++++ Input data

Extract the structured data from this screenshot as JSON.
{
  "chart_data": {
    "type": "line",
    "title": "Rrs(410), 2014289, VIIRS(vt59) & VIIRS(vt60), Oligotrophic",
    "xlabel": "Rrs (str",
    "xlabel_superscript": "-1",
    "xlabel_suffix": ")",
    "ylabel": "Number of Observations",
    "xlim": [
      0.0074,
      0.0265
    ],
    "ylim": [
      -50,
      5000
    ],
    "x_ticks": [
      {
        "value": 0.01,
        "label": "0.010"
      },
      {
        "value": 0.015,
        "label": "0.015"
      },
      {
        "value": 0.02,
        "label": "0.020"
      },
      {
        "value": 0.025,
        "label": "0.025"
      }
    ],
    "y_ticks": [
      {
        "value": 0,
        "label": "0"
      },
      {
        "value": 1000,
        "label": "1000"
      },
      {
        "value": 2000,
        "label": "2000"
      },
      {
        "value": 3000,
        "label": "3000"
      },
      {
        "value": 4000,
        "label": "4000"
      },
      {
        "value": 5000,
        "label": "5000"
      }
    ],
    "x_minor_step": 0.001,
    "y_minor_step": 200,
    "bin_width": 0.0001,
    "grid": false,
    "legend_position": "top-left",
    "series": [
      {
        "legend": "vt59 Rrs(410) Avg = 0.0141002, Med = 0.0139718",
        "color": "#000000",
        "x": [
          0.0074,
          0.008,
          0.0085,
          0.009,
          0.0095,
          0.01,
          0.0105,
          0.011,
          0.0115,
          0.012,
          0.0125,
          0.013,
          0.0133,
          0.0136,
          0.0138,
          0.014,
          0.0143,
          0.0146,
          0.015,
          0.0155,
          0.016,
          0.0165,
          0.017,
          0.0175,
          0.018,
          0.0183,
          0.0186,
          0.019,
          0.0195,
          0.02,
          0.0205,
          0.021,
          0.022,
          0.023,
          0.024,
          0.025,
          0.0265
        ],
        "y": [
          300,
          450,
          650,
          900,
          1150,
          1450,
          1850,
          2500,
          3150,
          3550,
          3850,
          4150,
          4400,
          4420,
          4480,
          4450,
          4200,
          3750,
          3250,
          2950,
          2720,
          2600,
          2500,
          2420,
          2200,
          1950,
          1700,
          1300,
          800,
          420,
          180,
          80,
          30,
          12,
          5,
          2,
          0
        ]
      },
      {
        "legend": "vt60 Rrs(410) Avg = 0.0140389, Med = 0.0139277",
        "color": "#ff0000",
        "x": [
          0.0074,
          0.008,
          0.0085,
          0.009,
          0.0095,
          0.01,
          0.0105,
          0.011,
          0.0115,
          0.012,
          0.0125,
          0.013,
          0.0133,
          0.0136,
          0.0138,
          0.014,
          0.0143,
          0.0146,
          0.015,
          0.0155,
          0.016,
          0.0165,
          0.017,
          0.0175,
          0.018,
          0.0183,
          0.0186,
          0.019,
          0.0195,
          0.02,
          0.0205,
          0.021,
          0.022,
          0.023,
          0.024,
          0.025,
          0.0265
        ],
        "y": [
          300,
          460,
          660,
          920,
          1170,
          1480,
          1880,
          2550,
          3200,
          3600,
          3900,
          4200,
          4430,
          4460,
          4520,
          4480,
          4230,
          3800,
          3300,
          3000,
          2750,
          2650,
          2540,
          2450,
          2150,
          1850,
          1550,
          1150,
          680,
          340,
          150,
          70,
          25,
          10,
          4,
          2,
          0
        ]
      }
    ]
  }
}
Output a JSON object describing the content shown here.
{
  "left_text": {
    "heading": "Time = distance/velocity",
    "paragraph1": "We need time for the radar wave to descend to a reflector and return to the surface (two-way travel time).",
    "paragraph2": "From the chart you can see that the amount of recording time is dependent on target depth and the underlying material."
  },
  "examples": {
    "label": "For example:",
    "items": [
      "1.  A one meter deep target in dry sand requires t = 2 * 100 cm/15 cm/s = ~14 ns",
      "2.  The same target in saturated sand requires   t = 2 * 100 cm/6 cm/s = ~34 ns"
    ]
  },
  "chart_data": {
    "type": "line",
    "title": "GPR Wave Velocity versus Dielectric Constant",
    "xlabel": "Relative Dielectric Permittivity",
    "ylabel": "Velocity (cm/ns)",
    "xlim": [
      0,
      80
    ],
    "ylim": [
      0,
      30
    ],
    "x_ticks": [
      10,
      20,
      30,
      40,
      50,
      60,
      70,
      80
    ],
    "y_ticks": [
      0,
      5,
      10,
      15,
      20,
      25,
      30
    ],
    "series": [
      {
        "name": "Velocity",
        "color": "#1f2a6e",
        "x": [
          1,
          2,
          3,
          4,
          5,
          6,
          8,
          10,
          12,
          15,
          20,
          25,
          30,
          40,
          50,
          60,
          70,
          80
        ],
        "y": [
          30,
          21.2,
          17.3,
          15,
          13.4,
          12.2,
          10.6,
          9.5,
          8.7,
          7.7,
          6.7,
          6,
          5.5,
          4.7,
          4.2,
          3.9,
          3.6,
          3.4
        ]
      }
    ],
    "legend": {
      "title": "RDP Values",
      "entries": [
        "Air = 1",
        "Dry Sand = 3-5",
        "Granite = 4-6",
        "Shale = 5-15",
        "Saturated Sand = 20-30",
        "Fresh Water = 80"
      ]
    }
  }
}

++++++++

### Objective
Your task is to retype all of the records exactly.

### Response
Extract the structured data from this screenshot as JSON.
{
  "chart_data": {
    "type": "line",
    "title": "Rrs(410), 2014289, VIIRS(vt59) & VIIRS(vt60), Oligotrophic",
    "xlabel": "Rrs (str",
    "xlabel_superscript": "-1",
    "xlabel_suffix": ")",
    "ylabel": "Number of Observations",
    "xlim": [
      0.0074,
      0.0265
    ],
    "ylim": [
      -50,
      5000
    ],
    "x_ticks": [
      {
        "value": 0.01,
        "label": "0.010"
      },
      {
        "value": 0.015,
        "label": "0.015"
      },
      {
        "value": 0.02,
        "label": "0.020"
      },
      {
        "value": 0.025,
        "label": "0.025"
      }
    ],
    "y_ticks": [
      {
        "value": 0,
        "label": "0"
      },
      {
        "value": 1000,
        "label": "1000"
      },
      {
        "value": 2000,
        "label": "2000"
      },
      {
        "value": 3000,
        "label": "3000"
      },
      {
        "value": 4000,
        "label": "4000"
      },
      {
        "value": 5000,
        "label": "5000"
      }
    ],
    "x_minor_step": 0.001,
    "y_minor_step": 200,
    "bin_width": 0.0001,
    "grid": false,
    "legend_position": "top-left",
    "series": [
      {
        "legend": "vt59 Rrs(410) Avg = 0.0141002, Med = 0.0139718",
        "color": "#000000",
        "x": [
          0.0074,
          0.008,
          0.0085,
          0.009,
          0.0095,
          0.01,
          0.0105,
          0.011,
          0.0115,
          0.012,
          0.0125,
          0.013,
          0.0133,
          0.0136,
          0.0138,
          0.014,
          0.0143,
          0.0146,
          0.015,
          0.0155,
          0.016,
          0.0165,
          0.017,
          0.0175,
          0.018,
          0.0183,
          0.0186,
          0.019,
          0.0195,
          0.02,
          0.0205,
          0.021,
          0.022,
          0.023,
          0.024,
          0.025,
          0.0265
        ],
        "y": [
          300,
          450,
          650,
          900,
          1150,
          1450,
          1850,
          2500,
          3150,
          3550,
          3850,
          4150,
          4400,
          4420,
          4480,
          4450,
          4200,
          3750,
          3250,
          2950,
          2720,
          2600,
          2500,
          2420,
          2200,
          1950,
          1700,
          1300,
          800,
          420,
          180,
          80,
          30,
          12,
          5,
          2,
          0
        ]
      },
      {
        "legend": "vt60 Rrs(410) Avg = 0.0140389, Med = 0.0139277",
        "color": "#ff0000",
        "x": [
          0.0074,
          0.008,
          0.0085,
          0.009,
          0.0095,
          0.01,
          0.0105,
          0.011,
          0.0115,
          0.012,
          0.0125,
          0.013,
          0.0133,
          0.0136,
          0.0138,
          0.014,
          0.0143,
          0.0146,
          0.015,
          0.0155,
          0.016,
          0.0165,
          0.017,
          0.0175,
          0.018,
          0.0183,
          0.0186,
          0.019,
          0.0195,
          0.02,
          0.0205,
          0.021,
          0.022,
          0.023,
          0.024,
          0.025,
          0.0265
        ],
        "y": [
          300,
          460,
          660,
          920,
          1170,
          1480,
          1880,
          2550,
          3200,
          3600,
          3900,
          4200,
          4430,
          4460,
          4520,
          4480,
          4230,
          3800,
          3300,
          3000,
          2750,
          2650,
          2540,
          2450,
          2150,
          1850,
          1550,
          1150,
          680,
          340,
          150,
          70,
          25,
          10,
          4,
          2,
          0
        ]
      }
    ]
  }
}
Output a JSON object describing the content shown here.
{
  "left_text": {
    "heading": "Time = distance/velocity",
    "paragraph1": "We need time for the radar wave to descend to a reflector and return to the surface (two-way travel time).",
    "paragraph2": "From the chart you can see that the amount of recording time is dependent on target depth and the underlying material."
  },
  "examples": {
    "label": "For example:",
    "items": [
      "1.  A one meter deep target in dry sand requires t = 2 * 100 cm/15 cm/s = ~14 ns",
      "2.  The same target in saturated sand requires   t = 2 * 100 cm/6 cm/s = ~34 ns"
    ]
  },
  "chart_data": {
    "type": "line",
    "title": "GPR Wave Velocity versus Dielectric Constant",
    "xlabel": "Relative Dielectric Permittivity",
    "ylabel": "Velocity (cm/ns)",
    "xlim": [
      0,
      80
    ],
    "ylim": [
      0,
      30
    ],
    "x_ticks": [
      10,
      20,
      30,
      40,
      50,
      60,
      70,
      80
    ],
    "y_ticks": [
      0,
      5,
      10,
      15,
      20,
      25,
      30
    ],
    "series": [
      {
        "name": "Velocity",
        "color": "#1f2a6e",
        "x": [
          1,
          2,
          3,
          4,
          5,
          6,
          8,
          10,
          12,
          15,
          20,
          25,
          30,
          40,
          50,
          60,
          70,
          80
        ],
        "y": [
          30,
          21.2,
          17.3,
          15,
          13.4,
          12.2,
          10.6,
          9.5,
          8.7,
          7.7,
          6.7,
          6,
          5.5,
          4.7,
          4.2,
          3.9,
          3.6,
          3.4
        ]
      }
    ],
    "legend": {
      "title": "RDP Values",
      "entries": [
        "Air = 1",
        "Dry Sand = 3-5",
        "Granite = 4-6",
        "Shale = 5-15",
        "Saturated Sand = 20-30",
        "Fresh Water = 80"
      ]
    }
  }
}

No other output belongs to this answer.